— BEGIN ITEMS —

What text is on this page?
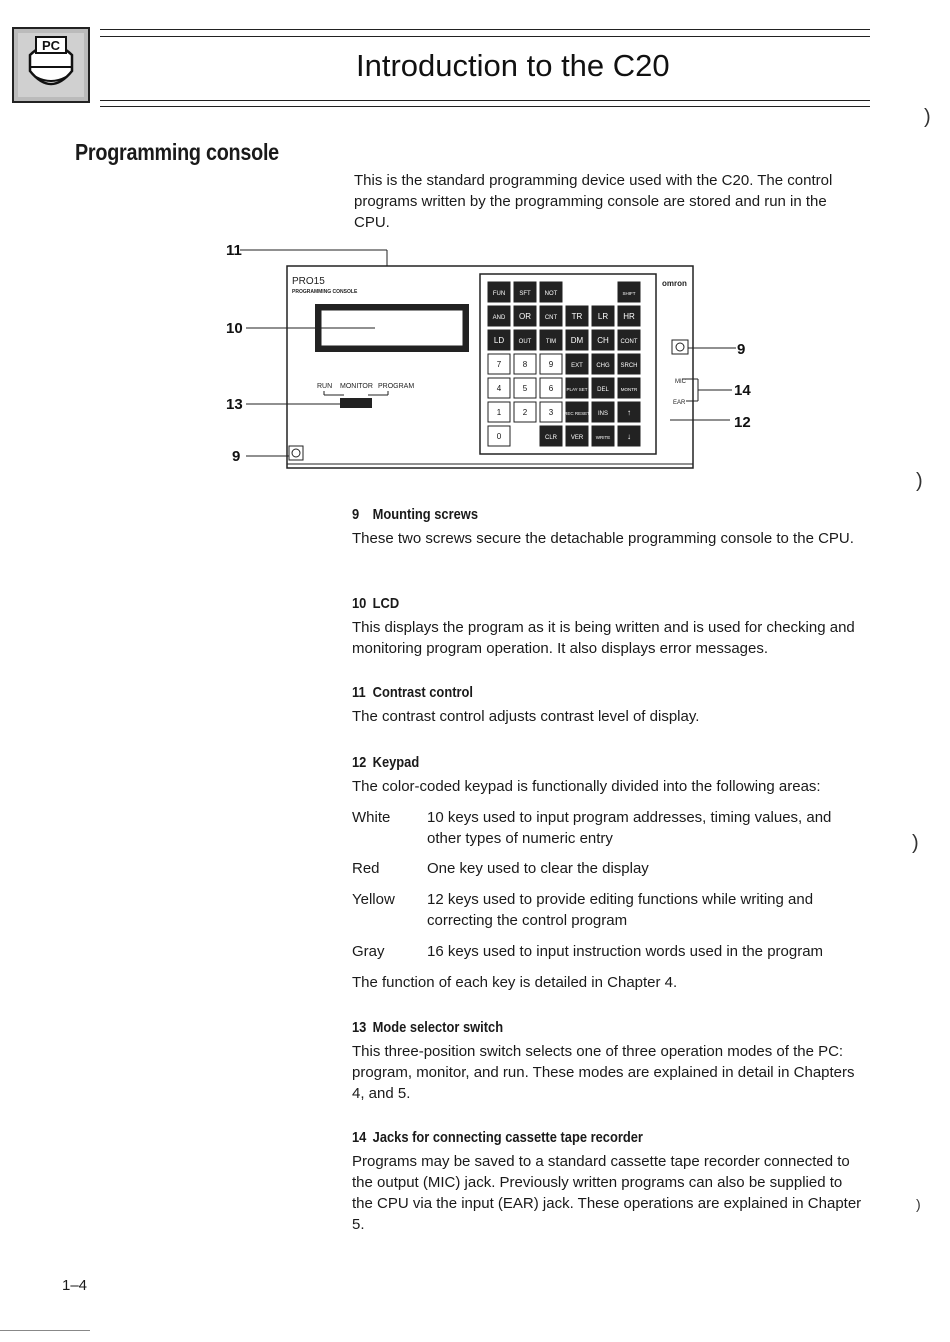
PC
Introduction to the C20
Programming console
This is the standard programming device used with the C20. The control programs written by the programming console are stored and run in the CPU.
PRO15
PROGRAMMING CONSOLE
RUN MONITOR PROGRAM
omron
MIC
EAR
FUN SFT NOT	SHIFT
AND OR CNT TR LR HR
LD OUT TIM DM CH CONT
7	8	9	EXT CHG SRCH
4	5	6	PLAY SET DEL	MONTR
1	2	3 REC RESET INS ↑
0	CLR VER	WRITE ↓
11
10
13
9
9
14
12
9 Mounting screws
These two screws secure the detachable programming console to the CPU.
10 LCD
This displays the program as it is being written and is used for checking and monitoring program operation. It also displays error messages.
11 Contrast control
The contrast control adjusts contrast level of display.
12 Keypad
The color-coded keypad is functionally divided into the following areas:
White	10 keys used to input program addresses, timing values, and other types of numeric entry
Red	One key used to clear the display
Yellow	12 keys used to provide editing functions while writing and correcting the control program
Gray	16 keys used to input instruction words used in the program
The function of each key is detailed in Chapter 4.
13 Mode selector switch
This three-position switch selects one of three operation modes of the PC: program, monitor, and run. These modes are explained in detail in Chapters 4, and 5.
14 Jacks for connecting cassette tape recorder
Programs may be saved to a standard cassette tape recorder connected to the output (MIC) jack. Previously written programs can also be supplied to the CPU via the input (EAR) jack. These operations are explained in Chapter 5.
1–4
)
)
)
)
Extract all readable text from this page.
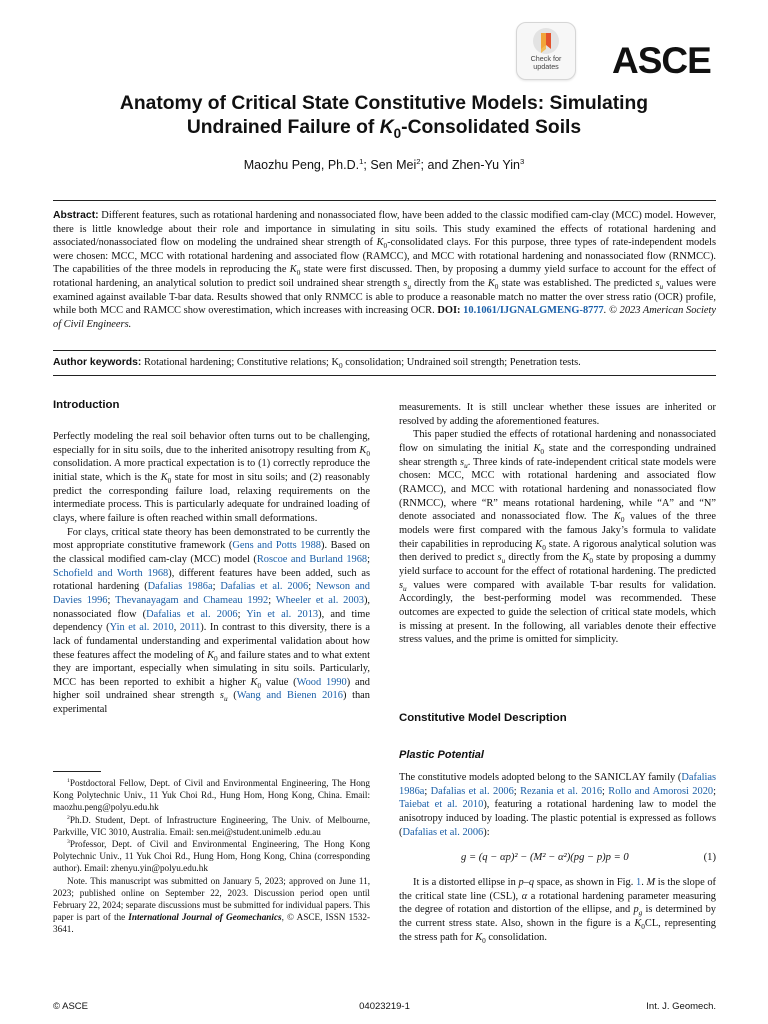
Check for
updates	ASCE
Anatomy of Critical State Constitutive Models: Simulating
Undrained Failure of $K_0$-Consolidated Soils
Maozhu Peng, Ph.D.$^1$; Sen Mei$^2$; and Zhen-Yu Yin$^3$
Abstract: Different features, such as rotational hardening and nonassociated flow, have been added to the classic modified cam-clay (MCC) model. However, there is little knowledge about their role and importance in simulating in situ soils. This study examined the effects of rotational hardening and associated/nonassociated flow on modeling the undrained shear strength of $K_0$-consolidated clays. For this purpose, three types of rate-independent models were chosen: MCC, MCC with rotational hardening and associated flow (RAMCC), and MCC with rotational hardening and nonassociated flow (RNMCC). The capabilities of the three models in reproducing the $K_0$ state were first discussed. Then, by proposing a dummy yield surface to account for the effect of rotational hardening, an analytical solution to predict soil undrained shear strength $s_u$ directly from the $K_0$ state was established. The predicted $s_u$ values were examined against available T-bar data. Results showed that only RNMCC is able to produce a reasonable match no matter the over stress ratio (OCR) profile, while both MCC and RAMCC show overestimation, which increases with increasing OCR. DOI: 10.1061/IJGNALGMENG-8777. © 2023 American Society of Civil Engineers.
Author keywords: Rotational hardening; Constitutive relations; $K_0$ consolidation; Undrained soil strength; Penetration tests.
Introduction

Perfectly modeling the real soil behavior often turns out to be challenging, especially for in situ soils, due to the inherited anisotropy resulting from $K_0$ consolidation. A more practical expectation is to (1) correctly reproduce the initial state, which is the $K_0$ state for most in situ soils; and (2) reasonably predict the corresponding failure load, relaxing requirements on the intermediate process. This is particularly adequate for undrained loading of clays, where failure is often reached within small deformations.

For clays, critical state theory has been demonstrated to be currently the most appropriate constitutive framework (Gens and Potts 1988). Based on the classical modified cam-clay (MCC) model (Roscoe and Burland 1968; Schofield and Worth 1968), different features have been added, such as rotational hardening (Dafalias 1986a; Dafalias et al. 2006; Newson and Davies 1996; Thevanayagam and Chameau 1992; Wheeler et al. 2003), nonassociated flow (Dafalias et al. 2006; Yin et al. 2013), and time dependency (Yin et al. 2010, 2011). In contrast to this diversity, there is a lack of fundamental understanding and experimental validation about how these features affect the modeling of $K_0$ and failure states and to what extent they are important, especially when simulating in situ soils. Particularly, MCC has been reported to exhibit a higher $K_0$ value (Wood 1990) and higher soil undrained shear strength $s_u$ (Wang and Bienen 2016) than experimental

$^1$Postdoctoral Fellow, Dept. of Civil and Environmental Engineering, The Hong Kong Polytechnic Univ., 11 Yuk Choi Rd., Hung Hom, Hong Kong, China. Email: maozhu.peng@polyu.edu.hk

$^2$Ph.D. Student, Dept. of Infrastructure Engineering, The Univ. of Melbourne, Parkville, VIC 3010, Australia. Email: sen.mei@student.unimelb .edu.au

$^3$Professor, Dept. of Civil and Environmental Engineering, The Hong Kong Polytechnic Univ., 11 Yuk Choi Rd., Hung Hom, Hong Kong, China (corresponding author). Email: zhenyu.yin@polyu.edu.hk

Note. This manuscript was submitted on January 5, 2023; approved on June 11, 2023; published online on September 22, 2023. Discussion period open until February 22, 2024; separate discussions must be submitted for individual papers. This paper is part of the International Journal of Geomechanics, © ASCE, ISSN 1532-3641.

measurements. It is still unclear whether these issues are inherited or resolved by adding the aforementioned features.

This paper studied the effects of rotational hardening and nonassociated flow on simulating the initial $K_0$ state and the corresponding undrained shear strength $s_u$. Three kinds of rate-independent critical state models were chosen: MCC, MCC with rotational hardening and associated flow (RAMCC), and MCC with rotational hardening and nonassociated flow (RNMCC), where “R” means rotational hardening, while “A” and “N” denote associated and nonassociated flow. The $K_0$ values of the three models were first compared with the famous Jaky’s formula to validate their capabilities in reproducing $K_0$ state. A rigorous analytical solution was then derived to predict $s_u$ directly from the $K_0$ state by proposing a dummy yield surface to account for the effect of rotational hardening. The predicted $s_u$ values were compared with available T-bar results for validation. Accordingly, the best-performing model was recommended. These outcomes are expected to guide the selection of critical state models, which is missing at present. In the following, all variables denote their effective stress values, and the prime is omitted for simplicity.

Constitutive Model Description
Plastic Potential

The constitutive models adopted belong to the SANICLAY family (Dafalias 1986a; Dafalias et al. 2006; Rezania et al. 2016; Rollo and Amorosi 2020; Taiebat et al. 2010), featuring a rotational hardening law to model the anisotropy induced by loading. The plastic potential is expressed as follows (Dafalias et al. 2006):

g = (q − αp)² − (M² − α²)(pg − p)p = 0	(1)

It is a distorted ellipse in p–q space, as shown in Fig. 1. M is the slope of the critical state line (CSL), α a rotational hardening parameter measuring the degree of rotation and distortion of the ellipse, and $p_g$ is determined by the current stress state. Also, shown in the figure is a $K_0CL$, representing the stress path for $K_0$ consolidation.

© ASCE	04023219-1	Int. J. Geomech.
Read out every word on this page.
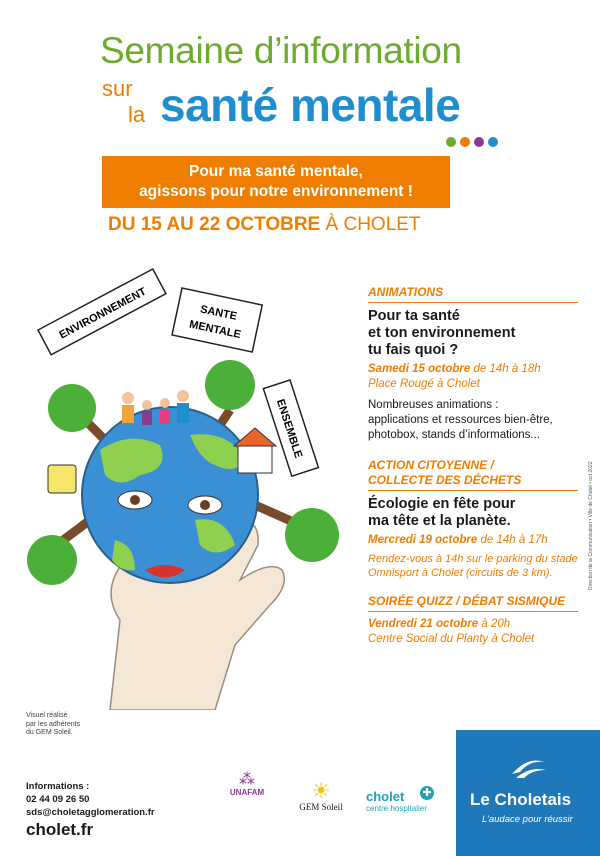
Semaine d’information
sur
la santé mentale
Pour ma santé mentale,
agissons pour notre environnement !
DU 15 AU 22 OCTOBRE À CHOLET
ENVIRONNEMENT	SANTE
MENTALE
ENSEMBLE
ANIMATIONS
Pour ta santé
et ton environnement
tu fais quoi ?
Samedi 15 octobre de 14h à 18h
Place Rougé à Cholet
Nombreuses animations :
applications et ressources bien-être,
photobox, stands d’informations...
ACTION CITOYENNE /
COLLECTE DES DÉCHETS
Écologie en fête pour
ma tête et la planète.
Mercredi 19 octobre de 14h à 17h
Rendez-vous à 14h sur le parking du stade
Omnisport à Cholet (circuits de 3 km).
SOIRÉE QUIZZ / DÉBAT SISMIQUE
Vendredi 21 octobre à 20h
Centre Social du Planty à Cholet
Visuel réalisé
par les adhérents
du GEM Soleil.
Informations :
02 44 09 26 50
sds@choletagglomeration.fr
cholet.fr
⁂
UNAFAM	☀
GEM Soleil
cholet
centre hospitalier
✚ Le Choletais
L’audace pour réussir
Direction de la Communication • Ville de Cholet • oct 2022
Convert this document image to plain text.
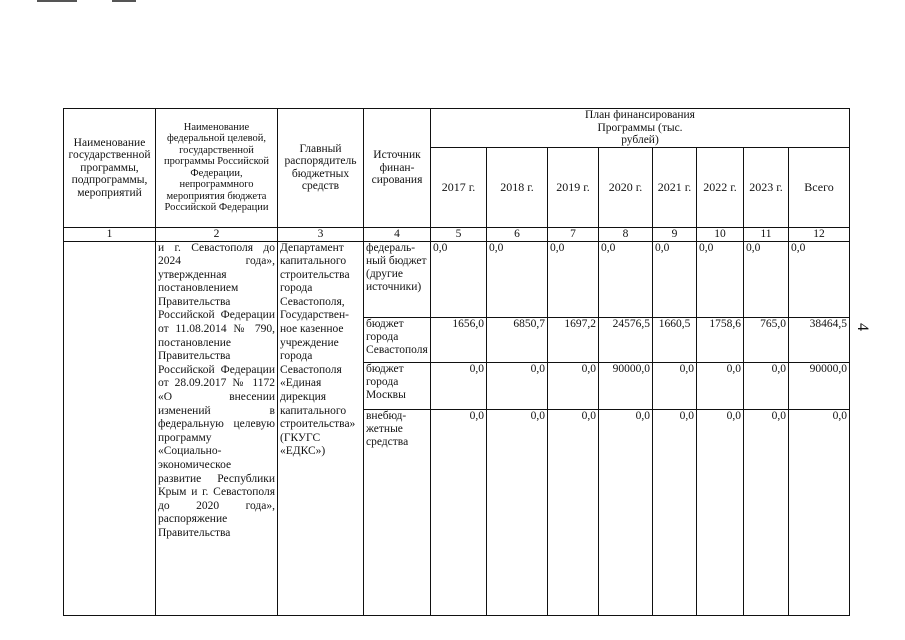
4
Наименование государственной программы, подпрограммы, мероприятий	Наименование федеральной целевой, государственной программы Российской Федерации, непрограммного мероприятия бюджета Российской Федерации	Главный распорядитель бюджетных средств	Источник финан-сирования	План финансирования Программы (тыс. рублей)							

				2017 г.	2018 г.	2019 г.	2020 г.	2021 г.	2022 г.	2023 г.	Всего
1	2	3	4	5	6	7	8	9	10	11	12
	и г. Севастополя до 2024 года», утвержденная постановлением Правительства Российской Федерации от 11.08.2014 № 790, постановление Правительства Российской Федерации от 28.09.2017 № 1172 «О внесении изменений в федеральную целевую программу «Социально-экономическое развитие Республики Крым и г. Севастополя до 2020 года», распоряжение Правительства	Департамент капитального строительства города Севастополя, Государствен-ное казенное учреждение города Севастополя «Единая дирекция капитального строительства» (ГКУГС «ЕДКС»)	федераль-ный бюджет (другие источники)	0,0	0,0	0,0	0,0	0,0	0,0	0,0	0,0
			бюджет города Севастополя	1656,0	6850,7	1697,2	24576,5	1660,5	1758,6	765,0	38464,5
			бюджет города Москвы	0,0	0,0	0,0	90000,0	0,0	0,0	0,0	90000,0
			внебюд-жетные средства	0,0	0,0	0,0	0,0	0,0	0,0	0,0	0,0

— END ITEMS —

WHAT YOU HAVE TO DO
From the data, collect all lines where the string "anisotropy" appears.

COMPLETE RESPONSE
Perfectly modeling the real soil behavior often turns out to be challenging, especially for in situ soils, due to the inherited anisotropy resulting from $K_0$ consolidation. A more practical expectation is to (1) correctly reproduce the initial state, which is the $K_0$ state for most in situ soils; and (2) reasonably predict the corresponding failure load, relaxing requirements on the intermediate process. This is particularly adequate for undrained loading of clays, where failure is often reached within small deformations.
The constitutive models adopted belong to the SANICLAY family (Dafalias 1986a; Dafalias et al. 2006; Rezania et al. 2016; Rollo and Amorosi 2020; Taiebat et al. 2010), featuring a rotational hardening law to model the anisotropy induced by loading. The plastic potential is expressed as follows (Dafalias et al. 2006):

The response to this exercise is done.